- DATA SECTION:

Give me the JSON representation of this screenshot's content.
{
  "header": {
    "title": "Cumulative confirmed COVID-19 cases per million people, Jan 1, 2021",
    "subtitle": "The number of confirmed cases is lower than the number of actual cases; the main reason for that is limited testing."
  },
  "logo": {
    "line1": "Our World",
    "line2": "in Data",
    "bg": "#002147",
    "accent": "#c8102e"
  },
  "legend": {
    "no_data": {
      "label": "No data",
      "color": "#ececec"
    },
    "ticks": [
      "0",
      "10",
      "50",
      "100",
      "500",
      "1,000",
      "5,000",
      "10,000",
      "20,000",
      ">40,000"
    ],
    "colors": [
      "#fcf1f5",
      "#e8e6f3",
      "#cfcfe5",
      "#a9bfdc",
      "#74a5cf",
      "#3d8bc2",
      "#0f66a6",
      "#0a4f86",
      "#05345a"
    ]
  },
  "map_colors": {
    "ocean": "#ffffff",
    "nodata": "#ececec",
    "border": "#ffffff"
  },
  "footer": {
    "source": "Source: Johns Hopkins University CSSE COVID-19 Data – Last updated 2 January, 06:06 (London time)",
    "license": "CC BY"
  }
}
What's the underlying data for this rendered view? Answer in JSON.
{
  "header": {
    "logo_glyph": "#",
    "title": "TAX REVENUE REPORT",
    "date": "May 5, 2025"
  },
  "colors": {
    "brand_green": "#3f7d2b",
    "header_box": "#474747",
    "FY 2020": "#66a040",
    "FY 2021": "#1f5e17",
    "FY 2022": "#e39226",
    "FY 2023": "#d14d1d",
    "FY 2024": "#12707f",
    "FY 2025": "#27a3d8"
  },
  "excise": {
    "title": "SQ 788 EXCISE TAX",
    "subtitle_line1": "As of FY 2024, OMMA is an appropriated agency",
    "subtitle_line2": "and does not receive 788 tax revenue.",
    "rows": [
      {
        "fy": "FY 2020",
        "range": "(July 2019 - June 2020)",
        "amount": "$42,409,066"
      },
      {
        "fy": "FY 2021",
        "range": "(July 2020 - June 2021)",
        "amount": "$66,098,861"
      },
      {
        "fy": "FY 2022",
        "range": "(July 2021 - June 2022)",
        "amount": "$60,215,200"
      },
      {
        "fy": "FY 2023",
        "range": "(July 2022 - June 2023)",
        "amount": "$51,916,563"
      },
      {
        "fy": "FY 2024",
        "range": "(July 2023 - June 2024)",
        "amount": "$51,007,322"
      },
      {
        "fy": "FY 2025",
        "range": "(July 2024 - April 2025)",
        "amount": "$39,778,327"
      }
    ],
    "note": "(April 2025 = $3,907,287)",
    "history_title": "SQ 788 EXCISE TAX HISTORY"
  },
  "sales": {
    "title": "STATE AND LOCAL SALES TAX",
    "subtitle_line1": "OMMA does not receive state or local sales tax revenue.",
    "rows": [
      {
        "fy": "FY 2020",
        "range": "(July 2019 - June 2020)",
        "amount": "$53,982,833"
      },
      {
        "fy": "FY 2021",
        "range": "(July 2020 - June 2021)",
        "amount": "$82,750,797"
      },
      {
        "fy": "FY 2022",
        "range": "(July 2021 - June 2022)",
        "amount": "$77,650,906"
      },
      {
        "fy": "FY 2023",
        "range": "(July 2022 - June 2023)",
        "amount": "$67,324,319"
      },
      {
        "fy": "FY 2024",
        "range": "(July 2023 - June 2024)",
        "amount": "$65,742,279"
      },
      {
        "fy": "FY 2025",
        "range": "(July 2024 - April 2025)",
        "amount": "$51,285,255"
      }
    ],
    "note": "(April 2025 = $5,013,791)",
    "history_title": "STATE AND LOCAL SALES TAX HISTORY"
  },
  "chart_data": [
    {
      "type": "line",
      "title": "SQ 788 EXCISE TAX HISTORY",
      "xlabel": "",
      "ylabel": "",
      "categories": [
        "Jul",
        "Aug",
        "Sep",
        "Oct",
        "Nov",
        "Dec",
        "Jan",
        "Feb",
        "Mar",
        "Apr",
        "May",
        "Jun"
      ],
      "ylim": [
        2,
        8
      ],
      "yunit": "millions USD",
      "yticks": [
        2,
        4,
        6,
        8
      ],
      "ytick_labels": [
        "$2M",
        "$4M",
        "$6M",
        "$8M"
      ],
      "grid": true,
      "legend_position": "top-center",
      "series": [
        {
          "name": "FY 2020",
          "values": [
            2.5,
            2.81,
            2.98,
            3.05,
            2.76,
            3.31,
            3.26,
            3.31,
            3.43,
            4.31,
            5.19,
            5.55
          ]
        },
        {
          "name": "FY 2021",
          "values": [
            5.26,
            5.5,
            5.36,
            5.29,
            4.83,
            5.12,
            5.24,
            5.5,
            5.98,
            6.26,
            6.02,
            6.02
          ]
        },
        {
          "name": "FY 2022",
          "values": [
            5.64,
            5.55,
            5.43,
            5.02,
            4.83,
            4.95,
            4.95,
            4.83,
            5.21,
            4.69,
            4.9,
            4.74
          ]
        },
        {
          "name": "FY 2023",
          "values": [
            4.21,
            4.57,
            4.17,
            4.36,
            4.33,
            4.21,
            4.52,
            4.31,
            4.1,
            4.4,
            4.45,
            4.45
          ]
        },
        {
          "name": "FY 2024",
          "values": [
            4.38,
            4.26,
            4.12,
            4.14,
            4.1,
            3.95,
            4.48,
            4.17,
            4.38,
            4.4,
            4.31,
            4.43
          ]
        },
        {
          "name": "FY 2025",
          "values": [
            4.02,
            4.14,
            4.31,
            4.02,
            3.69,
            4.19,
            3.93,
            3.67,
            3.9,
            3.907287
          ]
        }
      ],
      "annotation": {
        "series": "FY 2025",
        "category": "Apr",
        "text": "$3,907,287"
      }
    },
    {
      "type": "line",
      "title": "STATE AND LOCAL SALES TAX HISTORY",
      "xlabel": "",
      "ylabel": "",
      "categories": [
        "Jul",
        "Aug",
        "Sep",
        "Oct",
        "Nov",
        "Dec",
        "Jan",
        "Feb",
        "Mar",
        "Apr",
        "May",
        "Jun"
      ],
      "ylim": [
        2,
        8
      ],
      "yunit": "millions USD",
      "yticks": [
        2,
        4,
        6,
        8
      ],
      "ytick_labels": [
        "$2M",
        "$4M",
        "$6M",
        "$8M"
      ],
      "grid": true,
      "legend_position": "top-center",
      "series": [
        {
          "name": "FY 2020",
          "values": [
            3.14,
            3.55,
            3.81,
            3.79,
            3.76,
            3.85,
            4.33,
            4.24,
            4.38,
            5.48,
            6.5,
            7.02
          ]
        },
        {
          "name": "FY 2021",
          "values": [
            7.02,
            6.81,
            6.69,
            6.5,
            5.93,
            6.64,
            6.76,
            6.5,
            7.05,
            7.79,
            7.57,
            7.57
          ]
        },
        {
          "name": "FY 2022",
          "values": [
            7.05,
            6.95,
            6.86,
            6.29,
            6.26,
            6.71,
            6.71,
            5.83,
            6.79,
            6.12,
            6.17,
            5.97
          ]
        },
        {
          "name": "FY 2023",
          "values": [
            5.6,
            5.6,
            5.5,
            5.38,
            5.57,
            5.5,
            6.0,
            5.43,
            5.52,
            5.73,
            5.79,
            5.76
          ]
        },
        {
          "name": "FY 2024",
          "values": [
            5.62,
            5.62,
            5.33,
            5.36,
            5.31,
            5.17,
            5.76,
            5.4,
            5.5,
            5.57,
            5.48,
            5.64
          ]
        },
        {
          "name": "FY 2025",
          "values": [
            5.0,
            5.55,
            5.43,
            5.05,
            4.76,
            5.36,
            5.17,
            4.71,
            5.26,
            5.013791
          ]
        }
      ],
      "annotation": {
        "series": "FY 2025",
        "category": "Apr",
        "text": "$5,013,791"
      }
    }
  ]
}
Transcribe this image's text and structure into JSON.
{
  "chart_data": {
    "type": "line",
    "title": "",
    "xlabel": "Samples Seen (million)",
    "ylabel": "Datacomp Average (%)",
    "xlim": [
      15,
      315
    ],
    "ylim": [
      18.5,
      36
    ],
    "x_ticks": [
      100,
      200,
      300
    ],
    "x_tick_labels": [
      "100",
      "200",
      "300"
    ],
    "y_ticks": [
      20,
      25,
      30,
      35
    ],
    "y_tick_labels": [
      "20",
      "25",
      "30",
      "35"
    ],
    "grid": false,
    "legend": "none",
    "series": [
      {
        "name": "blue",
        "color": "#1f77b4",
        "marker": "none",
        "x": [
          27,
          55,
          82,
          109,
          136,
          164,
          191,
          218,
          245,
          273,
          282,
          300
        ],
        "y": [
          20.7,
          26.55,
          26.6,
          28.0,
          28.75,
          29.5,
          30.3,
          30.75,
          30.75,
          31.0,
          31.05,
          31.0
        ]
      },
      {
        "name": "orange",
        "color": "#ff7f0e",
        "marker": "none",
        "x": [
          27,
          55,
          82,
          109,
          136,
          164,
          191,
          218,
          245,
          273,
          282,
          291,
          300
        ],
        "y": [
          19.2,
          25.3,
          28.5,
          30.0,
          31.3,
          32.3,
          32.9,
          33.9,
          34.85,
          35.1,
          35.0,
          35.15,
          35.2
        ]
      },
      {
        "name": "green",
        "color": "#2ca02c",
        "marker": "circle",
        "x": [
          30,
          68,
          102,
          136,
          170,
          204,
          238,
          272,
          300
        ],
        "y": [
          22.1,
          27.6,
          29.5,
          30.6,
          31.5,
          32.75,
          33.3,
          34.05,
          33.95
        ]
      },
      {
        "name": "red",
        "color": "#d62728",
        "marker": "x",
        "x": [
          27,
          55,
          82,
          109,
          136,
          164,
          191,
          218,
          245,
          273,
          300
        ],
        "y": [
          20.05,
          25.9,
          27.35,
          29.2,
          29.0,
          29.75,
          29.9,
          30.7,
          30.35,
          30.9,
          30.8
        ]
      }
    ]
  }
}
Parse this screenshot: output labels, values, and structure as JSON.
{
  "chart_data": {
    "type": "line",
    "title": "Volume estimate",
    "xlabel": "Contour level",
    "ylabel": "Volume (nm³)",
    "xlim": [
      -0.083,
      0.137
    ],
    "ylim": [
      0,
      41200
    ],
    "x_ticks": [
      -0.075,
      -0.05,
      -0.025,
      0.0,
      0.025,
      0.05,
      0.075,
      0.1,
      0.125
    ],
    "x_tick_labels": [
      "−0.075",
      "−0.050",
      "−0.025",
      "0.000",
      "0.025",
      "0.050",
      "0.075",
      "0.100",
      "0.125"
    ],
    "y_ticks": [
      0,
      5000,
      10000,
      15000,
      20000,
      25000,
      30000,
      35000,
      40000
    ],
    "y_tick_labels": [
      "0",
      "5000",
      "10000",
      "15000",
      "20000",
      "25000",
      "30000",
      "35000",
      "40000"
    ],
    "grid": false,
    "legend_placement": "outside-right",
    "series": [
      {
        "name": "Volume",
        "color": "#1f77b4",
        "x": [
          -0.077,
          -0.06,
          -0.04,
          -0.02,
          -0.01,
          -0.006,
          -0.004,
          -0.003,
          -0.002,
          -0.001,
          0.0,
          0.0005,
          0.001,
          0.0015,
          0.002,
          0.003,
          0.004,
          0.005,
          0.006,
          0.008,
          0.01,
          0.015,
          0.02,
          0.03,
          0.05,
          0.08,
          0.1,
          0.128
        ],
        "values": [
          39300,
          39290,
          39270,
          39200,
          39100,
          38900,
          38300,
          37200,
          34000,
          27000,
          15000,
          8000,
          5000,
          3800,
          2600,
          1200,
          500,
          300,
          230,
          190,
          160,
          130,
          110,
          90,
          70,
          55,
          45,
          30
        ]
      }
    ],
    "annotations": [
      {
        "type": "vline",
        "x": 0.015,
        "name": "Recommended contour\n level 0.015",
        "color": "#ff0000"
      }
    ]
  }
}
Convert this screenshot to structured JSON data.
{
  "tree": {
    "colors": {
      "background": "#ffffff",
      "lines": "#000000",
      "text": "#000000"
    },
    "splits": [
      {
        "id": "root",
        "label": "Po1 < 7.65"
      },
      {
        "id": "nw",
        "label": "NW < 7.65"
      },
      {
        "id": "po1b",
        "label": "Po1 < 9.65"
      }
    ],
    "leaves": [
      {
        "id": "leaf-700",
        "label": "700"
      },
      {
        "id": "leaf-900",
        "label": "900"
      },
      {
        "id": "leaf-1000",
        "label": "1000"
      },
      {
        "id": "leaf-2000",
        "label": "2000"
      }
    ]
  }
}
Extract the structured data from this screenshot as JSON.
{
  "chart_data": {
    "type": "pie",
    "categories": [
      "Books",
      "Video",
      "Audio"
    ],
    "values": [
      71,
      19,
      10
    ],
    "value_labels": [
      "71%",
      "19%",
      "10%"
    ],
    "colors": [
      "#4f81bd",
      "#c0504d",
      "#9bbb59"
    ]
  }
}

- WHAT THE TASK REQUIRES: Report how many lines of the data contain the word "amount", using the number alone.

- FULL RESPONSE: 12